> [Job] Give the material again in full, matching it exactly.
┌─ The data
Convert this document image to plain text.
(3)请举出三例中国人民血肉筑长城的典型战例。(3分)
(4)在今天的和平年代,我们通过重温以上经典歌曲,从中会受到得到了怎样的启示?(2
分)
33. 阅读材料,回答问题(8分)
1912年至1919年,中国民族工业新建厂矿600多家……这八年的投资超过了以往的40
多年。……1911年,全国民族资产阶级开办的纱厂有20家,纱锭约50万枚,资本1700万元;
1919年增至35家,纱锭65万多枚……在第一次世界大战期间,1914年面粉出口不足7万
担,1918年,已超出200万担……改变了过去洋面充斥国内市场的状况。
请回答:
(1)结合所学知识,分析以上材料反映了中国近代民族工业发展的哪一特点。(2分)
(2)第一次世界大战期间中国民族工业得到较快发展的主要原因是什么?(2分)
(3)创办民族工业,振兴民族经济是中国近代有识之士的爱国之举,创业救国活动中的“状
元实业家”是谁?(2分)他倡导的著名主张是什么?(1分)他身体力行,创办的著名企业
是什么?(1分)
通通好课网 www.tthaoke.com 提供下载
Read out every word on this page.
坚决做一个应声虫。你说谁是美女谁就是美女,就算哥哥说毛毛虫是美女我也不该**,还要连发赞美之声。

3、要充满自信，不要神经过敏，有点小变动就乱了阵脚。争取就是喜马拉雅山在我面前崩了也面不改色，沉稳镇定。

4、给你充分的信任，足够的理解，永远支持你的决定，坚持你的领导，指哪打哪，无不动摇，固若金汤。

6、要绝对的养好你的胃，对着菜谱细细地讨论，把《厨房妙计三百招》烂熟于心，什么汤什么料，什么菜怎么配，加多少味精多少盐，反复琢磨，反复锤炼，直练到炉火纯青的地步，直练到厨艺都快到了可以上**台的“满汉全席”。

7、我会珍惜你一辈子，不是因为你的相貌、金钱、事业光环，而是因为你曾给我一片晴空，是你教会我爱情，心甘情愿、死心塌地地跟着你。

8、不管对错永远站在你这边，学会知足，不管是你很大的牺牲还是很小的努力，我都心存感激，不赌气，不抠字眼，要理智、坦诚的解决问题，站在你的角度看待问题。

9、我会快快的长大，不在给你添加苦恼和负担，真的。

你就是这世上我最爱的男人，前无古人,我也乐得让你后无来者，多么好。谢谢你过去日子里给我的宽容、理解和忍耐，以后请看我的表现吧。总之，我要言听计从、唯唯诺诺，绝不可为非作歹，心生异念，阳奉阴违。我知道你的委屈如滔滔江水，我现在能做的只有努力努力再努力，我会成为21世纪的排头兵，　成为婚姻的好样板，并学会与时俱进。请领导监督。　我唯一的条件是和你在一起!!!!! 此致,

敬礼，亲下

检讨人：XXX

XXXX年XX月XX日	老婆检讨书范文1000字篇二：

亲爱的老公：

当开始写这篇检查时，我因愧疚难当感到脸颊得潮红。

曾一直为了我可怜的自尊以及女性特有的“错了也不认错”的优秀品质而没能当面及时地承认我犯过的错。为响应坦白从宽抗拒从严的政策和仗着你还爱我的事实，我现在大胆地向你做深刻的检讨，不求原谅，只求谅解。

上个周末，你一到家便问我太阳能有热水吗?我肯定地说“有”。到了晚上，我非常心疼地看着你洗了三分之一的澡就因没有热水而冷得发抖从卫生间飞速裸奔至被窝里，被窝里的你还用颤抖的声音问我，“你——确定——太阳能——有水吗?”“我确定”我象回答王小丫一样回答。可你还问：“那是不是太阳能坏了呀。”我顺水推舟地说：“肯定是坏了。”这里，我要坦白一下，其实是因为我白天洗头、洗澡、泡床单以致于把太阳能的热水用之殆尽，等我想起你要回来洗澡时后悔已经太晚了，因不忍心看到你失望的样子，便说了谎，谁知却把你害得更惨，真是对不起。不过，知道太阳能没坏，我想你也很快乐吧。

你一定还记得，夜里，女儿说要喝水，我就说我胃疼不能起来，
└─
> [Worked answer]
Convert this document image to plain text.
(3)请举出三例中国人民血肉筑长城的典型战例。(3分)
(4)在今天的和平年代,我们通过重温以上经典歌曲,从中会受到得到了怎样的启示?(2
分)
33. 阅读材料,回答问题(8分)
1912年至1919年,中国民族工业新建厂矿600多家……这八年的投资超过了以往的40
多年。……1911年,全国民族资产阶级开办的纱厂有20家,纱锭约50万枚,资本1700万元;
1919年增至35家,纱锭65万多枚……在第一次世界大战期间,1914年面粉出口不足7万
担,1918年,已超出200万担……改变了过去洋面充斥国内市场的状况。
请回答:
(1)结合所学知识,分析以上材料反映了中国近代民族工业发展的哪一特点。(2分)
(2)第一次世界大战期间中国民族工业得到较快发展的主要原因是什么?(2分)
(3)创办民族工业,振兴民族经济是中国近代有识之士的爱国之举,创业救国活动中的“状
元实业家”是谁?(2分)他倡导的著名主张是什么?(1分)他身体力行,创办的著名企业
是什么?(1分)
通通好课网 www.tthaoke.com 提供下载
Read out every word on this page.
坚决做一个应声虫。你说谁是美女谁就是美女,就算哥哥说毛毛虫是美女我也不该**,还要连发赞美之声。

3、要充满自信，不要神经过敏，有点小变动就乱了阵脚。争取就是喜马拉雅山在我面前崩了也面不改色，沉稳镇定。

4、给你充分的信任，足够的理解，永远支持你的决定，坚持你的领导，指哪打哪，无不动摇，固若金汤。

6、要绝对的养好你的胃，对着菜谱细细地讨论，把《厨房妙计三百招》烂熟于心，什么汤什么料，什么菜怎么配，加多少味精多少盐，反复琢磨，反复锤炼，直练到炉火纯青的地步，直练到厨艺都快到了可以上**台的“满汉全席”。

7、我会珍惜你一辈子，不是因为你的相貌、金钱、事业光环，而是因为你曾给我一片晴空，是你教会我爱情，心甘情愿、死心塌地地跟着你。

8、不管对错永远站在你这边，学会知足，不管是你很大的牺牲还是很小的努力，我都心存感激，不赌气，不抠字眼，要理智、坦诚的解决问题，站在你的角度看待问题。

9、我会快快的长大，不在给你添加苦恼和负担，真的。

你就是这世上我最爱的男人，前无古人,我也乐得让你后无来者，多么好。谢谢你过去日子里给我的宽容、理解和忍耐，以后请看我的表现吧。总之，我要言听计从、唯唯诺诺，绝不可为非作歹，心生异念，阳奉阴违。我知道你的委屈如滔滔江水，我现在能做的只有努力努力再努力，我会成为21世纪的排头兵，　成为婚姻的好样板，并学会与时俱进。请领导监督。　我唯一的条件是和你在一起!!!!! 此致,

敬礼，亲下

检讨人：XXX

XXXX年XX月XX日	老婆检讨书范文1000字篇二：

亲爱的老公：

当开始写这篇检查时，我因愧疚难当感到脸颊得潮红。

曾一直为了我可怜的自尊以及女性特有的“错了也不认错”的优秀品质而没能当面及时地承认我犯过的错。为响应坦白从宽抗拒从严的政策和仗着你还爱我的事实，我现在大胆地向你做深刻的检讨，不求原谅，只求谅解。

上个周末，你一到家便问我太阳能有热水吗?我肯定地说“有”。到了晚上，我非常心疼地看着你洗了三分之一的澡就因没有热水而冷得发抖从卫生间飞速裸奔至被窝里，被窝里的你还用颤抖的声音问我，“你——确定——太阳能——有水吗?”“我确定”我象回答王小丫一样回答。可你还问：“那是不是太阳能坏了呀。”我顺水推舟地说：“肯定是坏了。”这里，我要坦白一下，其实是因为我白天洗头、洗澡、泡床单以致于把太阳能的热水用之殆尽，等我想起你要回来洗澡时后悔已经太晚了，因不忍心看到你失望的样子，便说了谎，谁知却把你害得更惨，真是对不起。不过，知道太阳能没坏，我想你也很快乐吧。

你一定还记得，夜里，女儿说要喝水，我就说我胃疼不能起来，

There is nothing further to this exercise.